* [AIM]:
Exactly reproduce each line of the listing that follows.

---

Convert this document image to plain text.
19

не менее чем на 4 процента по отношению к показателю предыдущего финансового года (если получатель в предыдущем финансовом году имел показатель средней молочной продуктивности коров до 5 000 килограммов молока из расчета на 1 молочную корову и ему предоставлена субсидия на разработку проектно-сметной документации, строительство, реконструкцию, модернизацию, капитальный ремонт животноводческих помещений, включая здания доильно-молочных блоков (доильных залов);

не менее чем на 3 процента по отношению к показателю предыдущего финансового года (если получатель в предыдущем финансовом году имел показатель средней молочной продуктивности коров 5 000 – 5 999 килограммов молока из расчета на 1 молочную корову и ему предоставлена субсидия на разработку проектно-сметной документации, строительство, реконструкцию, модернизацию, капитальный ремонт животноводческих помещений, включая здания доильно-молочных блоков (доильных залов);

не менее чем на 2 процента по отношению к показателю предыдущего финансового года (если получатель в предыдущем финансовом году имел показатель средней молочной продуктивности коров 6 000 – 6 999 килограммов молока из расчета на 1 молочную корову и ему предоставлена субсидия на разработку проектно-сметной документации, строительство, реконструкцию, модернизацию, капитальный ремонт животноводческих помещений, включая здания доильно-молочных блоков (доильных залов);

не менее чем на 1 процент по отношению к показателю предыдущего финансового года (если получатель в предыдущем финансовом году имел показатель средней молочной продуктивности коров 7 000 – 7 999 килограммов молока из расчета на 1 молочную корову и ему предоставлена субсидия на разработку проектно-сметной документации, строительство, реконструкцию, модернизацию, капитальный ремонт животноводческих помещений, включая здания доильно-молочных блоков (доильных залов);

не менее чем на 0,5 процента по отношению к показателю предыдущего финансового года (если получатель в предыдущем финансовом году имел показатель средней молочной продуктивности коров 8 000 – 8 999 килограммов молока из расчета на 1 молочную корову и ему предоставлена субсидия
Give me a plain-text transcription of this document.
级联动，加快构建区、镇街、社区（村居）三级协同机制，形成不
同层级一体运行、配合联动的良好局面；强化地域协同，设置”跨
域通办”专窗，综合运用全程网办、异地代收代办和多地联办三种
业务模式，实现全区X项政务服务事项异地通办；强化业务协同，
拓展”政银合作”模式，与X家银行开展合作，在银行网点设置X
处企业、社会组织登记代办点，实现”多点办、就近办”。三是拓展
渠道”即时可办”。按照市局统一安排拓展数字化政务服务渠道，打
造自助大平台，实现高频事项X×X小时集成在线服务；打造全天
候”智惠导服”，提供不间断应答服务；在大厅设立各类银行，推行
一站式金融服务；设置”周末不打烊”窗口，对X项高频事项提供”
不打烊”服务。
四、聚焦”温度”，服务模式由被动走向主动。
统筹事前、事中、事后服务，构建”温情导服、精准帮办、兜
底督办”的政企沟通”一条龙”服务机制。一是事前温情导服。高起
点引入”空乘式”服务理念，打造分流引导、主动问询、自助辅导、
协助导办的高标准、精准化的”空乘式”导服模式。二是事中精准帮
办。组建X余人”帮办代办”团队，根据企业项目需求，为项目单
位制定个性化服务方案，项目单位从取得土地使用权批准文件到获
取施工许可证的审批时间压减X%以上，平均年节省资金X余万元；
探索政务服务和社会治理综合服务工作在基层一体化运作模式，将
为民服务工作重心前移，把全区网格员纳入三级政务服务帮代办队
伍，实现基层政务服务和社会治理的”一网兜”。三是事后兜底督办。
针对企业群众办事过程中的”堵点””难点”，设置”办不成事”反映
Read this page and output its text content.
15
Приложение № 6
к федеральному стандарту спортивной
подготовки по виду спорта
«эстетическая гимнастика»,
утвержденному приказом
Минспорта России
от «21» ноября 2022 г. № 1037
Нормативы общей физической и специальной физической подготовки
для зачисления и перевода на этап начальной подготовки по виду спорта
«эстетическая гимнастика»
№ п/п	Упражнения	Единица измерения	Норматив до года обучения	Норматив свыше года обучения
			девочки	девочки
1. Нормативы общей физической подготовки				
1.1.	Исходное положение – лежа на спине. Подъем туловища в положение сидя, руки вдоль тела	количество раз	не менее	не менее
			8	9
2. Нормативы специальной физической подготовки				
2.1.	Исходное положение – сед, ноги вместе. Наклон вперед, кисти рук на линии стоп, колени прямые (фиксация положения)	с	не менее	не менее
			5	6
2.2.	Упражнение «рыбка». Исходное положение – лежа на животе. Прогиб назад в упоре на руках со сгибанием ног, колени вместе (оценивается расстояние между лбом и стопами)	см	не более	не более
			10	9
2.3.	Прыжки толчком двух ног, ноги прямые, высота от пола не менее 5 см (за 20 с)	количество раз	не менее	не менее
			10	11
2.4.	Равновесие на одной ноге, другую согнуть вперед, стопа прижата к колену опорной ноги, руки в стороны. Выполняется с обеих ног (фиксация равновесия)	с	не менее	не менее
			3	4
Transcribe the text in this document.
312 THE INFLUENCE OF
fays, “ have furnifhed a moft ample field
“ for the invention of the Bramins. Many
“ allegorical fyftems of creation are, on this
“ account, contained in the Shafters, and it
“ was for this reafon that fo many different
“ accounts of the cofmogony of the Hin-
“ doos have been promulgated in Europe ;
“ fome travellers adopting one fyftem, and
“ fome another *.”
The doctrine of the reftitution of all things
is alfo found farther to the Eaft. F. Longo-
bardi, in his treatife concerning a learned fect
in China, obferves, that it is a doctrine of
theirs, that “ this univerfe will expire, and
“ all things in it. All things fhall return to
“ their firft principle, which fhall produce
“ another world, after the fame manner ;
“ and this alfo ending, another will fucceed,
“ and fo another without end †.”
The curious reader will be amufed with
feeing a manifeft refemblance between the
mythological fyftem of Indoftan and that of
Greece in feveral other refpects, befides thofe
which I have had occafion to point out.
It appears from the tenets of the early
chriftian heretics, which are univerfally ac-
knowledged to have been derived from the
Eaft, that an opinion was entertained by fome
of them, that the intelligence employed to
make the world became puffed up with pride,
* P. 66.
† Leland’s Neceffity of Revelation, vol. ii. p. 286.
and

---

* [ANSWER FOR THIS EXERCISE]:
Convert this document image to plain text.
19

не менее чем на 4 процента по отношению к показателю предыдущего финансового года (если получатель в предыдущем финансовом году имел показатель средней молочной продуктивности коров до 5 000 килограммов молока из расчета на 1 молочную корову и ему предоставлена субсидия на разработку проектно-сметной документации, строительство, реконструкцию, модернизацию, капитальный ремонт животноводческих помещений, включая здания доильно-молочных блоков (доильных залов);

не менее чем на 3 процента по отношению к показателю предыдущего финансового года (если получатель в предыдущем финансовом году имел показатель средней молочной продуктивности коров 5 000 – 5 999 килограммов молока из расчета на 1 молочную корову и ему предоставлена субсидия на разработку проектно-сметной документации, строительство, реконструкцию, модернизацию, капитальный ремонт животноводческих помещений, включая здания доильно-молочных блоков (доильных залов);

не менее чем на 2 процента по отношению к показателю предыдущего финансового года (если получатель в предыдущем финансовом году имел показатель средней молочной продуктивности коров 6 000 – 6 999 килограммов молока из расчета на 1 молочную корову и ему предоставлена субсидия на разработку проектно-сметной документации, строительство, реконструкцию, модернизацию, капитальный ремонт животноводческих помещений, включая здания доильно-молочных блоков (доильных залов);

не менее чем на 1 процент по отношению к показателю предыдущего финансового года (если получатель в предыдущем финансовом году имел показатель средней молочной продуктивности коров 7 000 – 7 999 килограммов молока из расчета на 1 молочную корову и ему предоставлена субсидия на разработку проектно-сметной документации, строительство, реконструкцию, модернизацию, капитальный ремонт животноводческих помещений, включая здания доильно-молочных блоков (доильных залов);

не менее чем на 0,5 процента по отношению к показателю предыдущего финансового года (если получатель в предыдущем финансовом году имел показатель средней молочной продуктивности коров 8 000 – 8 999 килограммов молока из расчета на 1 молочную корову и ему предоставлена субсидия
Give me a plain-text transcription of this document.
级联动，加快构建区、镇街、社区（村居）三级协同机制，形成不
同层级一体运行、配合联动的良好局面；强化地域协同，设置”跨
域通办”专窗，综合运用全程网办、异地代收代办和多地联办三种
业务模式，实现全区X项政务服务事项异地通办；强化业务协同，
拓展”政银合作”模式，与X家银行开展合作，在银行网点设置X
处企业、社会组织登记代办点，实现”多点办、就近办”。三是拓展
渠道”即时可办”。按照市局统一安排拓展数字化政务服务渠道，打
造自助大平台，实现高频事项X×X小时集成在线服务；打造全天
候”智惠导服”，提供不间断应答服务；在大厅设立各类银行，推行
一站式金融服务；设置”周末不打烊”窗口，对X项高频事项提供”
不打烊”服务。
四、聚焦”温度”，服务模式由被动走向主动。
统筹事前、事中、事后服务，构建”温情导服、精准帮办、兜
底督办”的政企沟通”一条龙”服务机制。一是事前温情导服。高起
点引入”空乘式”服务理念，打造分流引导、主动问询、自助辅导、
协助导办的高标准、精准化的”空乘式”导服模式。二是事中精准帮
办。组建X余人”帮办代办”团队，根据企业项目需求，为项目单
位制定个性化服务方案，项目单位从取得土地使用权批准文件到获
取施工许可证的审批时间压减X%以上，平均年节省资金X余万元；
探索政务服务和社会治理综合服务工作在基层一体化运作模式，将
为民服务工作重心前移，把全区网格员纳入三级政务服务帮代办队
伍，实现基层政务服务和社会治理的”一网兜”。三是事后兜底督办。
针对企业群众办事过程中的”堵点””难点”，设置”办不成事”反映
Read this page and output its text content.
15
Приложение № 6
к федеральному стандарту спортивной
подготовки по виду спорта
«эстетическая гимнастика»,
утвержденному приказом
Минспорта России
от «21» ноября 2022 г. № 1037
Нормативы общей физической и специальной физической подготовки
для зачисления и перевода на этап начальной подготовки по виду спорта
«эстетическая гимнастика»
№ п/п	Упражнения	Единица измерения	Норматив до года обучения	Норматив свыше года обучения
			девочки	девочки
1. Нормативы общей физической подготовки				
1.1.	Исходное положение – лежа на спине. Подъем туловища в положение сидя, руки вдоль тела	количество раз	не менее	не менее
			8	9
2. Нормативы специальной физической подготовки				
2.1.	Исходное положение – сед, ноги вместе. Наклон вперед, кисти рук на линии стоп, колени прямые (фиксация положения)	с	не менее	не менее
			5	6
2.2.	Упражнение «рыбка». Исходное положение – лежа на животе. Прогиб назад в упоре на руках со сгибанием ног, колени вместе (оценивается расстояние между лбом и стопами)	см	не более	не более
			10	9
2.3.	Прыжки толчком двух ног, ноги прямые, высота от пола не менее 5 см (за 20 с)	количество раз	не менее	не менее
			10	11
2.4.	Равновесие на одной ноге, другую согнуть вперед, стопа прижата к колену опорной ноги, руки в стороны. Выполняется с обеих ног (фиксация равновесия)	с	не менее	не менее
			3	4
Transcribe the text in this document.
312 THE INFLUENCE OF
fays, “ have furnifhed a moft ample field
“ for the invention of the Bramins. Many
“ allegorical fyftems of creation are, on this
“ account, contained in the Shafters, and it
“ was for this reafon that fo many different
“ accounts of the cofmogony of the Hin-
“ doos have been promulgated in Europe ;
“ fome travellers adopting one fyftem, and
“ fome another *.”
The doctrine of the reftitution of all things
is alfo found farther to the Eaft. F. Longo-
bardi, in his treatife concerning a learned fect
in China, obferves, that it is a doctrine of
theirs, that “ this univerfe will expire, and
“ all things in it. All things fhall return to
“ their firft principle, which fhall produce
“ another world, after the fame manner ;
“ and this alfo ending, another will fucceed,
“ and fo another without end †.”
The curious reader will be amufed with
feeing a manifeft refemblance between the
mythological fyftem of Indoftan and that of
Greece in feveral other refpects, befides thofe
which I have had occafion to point out.
It appears from the tenets of the early
chriftian heretics, which are univerfally ac-
knowledged to have been derived from the
Eaft, that an opinion was entertained by fome
of them, that the intelligence employed to
make the world became puffed up with pride,
* P. 66.
† Leland’s Neceffity of Revelation, vol. ii. p. 286.
and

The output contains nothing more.